▶ _TASK_: Among the entries, which lines carry the string "zagrożenia"? Copy each of them.

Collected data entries

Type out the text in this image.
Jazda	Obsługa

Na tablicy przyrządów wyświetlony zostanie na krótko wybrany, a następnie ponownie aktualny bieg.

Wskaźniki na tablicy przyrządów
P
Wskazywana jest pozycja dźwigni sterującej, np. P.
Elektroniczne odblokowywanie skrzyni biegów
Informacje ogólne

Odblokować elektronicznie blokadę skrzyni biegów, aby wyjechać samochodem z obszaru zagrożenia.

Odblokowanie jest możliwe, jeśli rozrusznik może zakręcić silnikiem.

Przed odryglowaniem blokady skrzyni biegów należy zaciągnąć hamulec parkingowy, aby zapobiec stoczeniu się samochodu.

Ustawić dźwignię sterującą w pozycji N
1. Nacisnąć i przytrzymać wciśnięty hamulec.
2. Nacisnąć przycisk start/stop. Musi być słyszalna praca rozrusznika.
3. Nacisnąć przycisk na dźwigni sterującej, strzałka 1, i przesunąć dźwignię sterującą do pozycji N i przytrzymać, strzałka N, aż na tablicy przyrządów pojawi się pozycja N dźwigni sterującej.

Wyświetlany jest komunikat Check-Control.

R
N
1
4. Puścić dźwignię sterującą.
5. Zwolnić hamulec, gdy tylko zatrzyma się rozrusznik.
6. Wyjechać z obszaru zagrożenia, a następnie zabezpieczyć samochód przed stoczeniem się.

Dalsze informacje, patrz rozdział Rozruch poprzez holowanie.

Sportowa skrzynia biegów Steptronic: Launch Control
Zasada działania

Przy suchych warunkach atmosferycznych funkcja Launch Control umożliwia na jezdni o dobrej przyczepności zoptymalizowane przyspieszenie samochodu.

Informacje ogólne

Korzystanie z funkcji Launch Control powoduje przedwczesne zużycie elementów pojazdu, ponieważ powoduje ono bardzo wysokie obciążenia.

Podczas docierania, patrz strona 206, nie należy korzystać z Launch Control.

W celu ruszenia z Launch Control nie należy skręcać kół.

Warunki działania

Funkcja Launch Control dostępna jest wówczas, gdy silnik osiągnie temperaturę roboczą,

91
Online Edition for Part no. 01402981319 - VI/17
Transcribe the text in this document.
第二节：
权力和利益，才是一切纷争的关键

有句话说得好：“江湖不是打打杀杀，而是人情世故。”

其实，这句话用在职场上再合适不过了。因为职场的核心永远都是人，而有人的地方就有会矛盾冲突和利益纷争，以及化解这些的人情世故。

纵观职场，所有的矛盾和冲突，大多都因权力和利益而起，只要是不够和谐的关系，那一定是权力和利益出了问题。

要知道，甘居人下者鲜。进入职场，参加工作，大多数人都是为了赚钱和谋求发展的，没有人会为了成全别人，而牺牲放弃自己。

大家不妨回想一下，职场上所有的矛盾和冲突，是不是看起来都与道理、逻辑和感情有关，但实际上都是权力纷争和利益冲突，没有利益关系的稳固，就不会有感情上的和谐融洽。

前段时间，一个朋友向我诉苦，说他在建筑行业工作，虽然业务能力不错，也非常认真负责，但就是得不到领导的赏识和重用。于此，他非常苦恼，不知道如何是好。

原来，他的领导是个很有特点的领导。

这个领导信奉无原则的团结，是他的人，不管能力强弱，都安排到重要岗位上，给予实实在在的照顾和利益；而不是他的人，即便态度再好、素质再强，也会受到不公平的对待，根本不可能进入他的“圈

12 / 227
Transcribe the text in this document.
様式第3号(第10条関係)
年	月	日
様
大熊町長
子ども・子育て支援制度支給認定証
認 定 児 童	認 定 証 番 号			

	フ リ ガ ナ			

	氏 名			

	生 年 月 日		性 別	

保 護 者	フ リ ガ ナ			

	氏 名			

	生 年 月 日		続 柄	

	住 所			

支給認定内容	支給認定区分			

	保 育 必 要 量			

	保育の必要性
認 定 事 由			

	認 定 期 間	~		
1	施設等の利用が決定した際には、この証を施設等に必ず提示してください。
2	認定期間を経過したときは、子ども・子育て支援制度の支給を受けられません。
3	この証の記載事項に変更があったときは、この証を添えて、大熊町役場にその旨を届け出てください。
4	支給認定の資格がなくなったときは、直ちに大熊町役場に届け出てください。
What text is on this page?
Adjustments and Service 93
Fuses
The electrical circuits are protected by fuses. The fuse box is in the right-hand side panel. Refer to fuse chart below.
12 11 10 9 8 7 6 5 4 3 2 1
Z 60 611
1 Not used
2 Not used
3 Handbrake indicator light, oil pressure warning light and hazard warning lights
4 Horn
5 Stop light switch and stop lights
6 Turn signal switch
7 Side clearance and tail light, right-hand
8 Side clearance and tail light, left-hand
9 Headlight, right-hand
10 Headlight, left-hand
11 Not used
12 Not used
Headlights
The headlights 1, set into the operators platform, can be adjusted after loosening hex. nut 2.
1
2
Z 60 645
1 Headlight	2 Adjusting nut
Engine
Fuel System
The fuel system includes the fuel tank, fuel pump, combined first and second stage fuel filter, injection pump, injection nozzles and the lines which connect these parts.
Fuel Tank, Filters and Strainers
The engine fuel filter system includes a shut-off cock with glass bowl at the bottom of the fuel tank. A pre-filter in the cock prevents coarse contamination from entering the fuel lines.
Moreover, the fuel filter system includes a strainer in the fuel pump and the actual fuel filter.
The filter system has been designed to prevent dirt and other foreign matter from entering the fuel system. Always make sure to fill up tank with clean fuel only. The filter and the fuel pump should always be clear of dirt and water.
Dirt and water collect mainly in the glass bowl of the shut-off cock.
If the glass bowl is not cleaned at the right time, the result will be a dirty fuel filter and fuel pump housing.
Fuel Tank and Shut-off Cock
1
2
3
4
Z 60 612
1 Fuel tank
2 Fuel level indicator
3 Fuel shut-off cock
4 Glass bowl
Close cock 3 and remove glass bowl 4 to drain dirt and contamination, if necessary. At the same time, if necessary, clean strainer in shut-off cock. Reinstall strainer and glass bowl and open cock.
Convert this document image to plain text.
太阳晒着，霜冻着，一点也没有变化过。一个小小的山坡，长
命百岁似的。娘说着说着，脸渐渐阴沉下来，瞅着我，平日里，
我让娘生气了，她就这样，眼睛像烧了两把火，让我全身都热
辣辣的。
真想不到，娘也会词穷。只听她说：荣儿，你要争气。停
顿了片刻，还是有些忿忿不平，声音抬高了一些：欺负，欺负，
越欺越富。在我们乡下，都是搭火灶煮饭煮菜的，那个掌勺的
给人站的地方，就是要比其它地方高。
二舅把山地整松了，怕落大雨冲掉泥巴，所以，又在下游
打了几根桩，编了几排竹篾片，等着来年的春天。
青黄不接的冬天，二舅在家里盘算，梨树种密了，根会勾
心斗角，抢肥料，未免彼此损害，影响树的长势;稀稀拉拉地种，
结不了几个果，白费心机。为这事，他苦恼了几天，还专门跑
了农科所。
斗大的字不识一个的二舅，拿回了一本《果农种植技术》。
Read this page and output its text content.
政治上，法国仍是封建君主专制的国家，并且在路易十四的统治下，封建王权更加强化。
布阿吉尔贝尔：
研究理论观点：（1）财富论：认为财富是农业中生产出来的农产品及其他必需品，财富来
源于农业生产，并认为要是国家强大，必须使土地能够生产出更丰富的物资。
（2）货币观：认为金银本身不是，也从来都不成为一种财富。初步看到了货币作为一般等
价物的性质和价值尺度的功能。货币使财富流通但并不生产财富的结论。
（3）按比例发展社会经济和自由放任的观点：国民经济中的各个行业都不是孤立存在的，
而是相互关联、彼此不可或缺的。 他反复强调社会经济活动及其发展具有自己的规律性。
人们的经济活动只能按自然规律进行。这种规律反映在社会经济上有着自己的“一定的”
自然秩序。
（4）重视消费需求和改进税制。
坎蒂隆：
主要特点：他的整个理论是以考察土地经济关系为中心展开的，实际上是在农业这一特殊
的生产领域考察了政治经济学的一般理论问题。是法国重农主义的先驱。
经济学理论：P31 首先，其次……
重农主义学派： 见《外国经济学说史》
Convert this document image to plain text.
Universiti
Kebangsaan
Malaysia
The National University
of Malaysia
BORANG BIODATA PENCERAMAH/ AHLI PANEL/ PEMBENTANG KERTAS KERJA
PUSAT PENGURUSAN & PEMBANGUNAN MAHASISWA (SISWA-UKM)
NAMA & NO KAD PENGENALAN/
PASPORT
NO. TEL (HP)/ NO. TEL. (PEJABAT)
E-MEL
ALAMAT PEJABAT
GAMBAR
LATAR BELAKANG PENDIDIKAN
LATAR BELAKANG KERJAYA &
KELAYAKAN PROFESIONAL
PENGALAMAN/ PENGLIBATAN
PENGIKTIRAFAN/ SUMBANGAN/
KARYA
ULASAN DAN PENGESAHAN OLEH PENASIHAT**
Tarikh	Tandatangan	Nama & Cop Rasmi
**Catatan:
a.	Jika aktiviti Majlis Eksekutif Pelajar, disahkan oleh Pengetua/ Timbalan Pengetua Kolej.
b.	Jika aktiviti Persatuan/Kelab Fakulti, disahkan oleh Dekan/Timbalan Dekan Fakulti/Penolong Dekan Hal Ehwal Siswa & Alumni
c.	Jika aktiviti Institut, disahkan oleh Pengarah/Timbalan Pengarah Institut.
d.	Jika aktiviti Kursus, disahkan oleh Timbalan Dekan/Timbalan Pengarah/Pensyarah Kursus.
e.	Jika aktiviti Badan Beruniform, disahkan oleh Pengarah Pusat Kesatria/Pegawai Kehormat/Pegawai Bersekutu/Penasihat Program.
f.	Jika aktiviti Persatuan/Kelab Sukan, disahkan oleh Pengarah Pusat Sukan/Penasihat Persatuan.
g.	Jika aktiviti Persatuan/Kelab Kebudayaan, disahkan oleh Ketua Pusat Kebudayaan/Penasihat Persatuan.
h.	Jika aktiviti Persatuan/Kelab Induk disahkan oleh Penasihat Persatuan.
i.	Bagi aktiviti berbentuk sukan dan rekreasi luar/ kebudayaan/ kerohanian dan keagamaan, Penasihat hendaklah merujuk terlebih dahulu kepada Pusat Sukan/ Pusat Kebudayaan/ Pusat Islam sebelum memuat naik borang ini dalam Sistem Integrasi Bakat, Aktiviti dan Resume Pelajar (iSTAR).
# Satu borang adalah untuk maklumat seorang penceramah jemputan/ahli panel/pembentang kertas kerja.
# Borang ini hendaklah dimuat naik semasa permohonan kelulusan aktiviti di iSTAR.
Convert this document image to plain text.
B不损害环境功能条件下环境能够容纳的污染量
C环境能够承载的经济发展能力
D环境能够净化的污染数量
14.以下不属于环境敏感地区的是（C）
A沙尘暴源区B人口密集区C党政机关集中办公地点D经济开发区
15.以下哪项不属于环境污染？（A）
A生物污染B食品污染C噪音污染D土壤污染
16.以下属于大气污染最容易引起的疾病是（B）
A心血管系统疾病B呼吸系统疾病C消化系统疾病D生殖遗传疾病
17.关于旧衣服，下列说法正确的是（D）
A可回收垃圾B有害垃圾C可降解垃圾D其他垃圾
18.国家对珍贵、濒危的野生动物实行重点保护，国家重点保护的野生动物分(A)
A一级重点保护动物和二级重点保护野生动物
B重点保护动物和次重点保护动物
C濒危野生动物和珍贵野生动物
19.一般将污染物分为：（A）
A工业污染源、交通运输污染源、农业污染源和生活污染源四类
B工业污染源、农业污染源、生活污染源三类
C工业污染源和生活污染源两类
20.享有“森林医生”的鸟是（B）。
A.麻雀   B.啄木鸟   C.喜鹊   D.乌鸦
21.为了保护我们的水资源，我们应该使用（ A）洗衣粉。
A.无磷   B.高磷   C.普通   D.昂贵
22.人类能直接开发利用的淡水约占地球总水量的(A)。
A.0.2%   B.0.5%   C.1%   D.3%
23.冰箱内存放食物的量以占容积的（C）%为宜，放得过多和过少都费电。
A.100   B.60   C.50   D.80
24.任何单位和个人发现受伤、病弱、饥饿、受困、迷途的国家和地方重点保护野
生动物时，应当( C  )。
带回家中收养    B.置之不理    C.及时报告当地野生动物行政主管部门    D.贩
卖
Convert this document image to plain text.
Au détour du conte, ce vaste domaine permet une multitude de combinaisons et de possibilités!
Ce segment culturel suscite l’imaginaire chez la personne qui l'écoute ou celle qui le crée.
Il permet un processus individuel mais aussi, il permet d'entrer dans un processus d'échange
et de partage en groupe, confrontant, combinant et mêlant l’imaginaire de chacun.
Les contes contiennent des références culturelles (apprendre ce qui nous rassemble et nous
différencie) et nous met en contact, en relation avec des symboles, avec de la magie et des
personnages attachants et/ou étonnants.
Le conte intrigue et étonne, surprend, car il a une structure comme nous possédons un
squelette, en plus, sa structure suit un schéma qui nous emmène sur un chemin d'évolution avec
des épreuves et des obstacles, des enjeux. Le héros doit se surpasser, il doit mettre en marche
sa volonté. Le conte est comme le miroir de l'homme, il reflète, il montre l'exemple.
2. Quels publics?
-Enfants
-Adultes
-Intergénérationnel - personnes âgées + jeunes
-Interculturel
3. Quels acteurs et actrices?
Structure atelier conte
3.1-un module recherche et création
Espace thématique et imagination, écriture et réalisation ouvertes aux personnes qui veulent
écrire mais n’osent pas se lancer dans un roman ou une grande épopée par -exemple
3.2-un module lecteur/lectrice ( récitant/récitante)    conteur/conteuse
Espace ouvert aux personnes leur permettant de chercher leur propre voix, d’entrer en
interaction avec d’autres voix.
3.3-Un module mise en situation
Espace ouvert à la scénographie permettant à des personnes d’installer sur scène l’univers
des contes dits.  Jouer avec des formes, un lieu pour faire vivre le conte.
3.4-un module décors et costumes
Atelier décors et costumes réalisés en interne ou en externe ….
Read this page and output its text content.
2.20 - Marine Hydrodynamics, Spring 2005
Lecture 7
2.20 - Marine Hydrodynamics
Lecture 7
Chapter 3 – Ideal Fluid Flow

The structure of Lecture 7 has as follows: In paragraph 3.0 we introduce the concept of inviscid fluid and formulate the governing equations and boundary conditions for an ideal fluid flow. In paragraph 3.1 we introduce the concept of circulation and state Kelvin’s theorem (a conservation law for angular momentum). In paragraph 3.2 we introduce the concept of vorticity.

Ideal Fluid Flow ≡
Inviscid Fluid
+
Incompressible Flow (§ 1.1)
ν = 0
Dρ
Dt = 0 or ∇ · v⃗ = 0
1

▶ _EXERCISE OUTPUT_:
Odblokować elektronicznie blokadę skrzyni biegów, aby wyjechać samochodem z obszaru zagrożenia.
6. Wyjechać z obszaru zagrożenia, a następnie zabezpieczyć samochód przed stoczeniem się.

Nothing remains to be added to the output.